Written task: Check each line of the records below and collect those holding "rate".

------ Records for the task ------

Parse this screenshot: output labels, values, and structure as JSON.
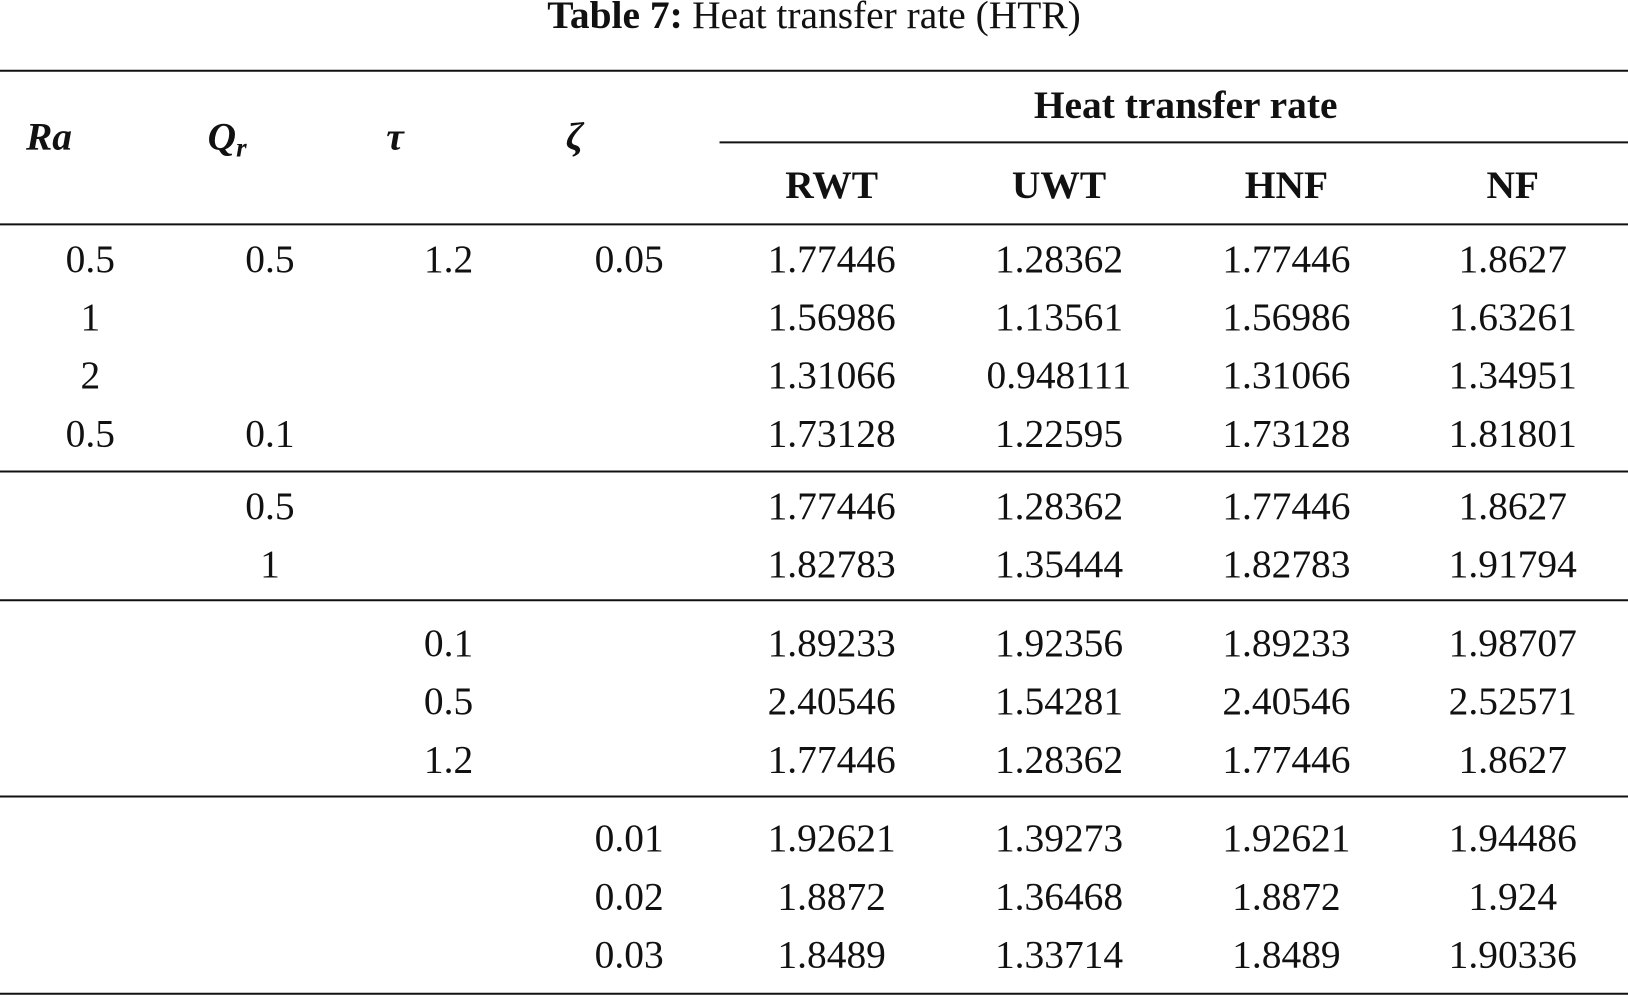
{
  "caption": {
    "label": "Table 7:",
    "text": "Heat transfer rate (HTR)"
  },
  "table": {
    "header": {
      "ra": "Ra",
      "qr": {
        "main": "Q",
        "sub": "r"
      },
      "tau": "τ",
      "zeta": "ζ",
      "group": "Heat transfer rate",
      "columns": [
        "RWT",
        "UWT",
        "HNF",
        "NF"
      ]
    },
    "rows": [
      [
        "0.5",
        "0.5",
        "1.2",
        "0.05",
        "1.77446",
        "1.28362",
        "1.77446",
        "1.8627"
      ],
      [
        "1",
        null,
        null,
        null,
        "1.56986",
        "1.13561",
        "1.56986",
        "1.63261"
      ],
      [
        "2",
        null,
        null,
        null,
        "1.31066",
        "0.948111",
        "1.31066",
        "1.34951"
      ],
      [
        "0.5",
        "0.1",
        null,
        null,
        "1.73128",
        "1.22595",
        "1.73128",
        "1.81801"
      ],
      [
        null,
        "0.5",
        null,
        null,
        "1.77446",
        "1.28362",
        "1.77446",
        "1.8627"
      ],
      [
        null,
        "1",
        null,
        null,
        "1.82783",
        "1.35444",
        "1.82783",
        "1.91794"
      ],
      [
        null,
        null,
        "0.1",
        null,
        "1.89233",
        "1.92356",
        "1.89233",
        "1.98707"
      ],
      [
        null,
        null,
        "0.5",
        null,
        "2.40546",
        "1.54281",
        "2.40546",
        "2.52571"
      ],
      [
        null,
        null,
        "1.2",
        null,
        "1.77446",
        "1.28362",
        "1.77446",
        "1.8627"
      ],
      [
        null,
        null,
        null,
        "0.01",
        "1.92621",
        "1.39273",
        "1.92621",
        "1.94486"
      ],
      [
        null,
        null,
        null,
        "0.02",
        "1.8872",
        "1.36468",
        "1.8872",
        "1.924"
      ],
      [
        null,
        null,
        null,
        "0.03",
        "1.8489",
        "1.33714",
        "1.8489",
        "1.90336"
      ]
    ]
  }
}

------

Solved problem:
    "text": "Heat transfer rate (HTR)"
      "group": "Heat transfer rate",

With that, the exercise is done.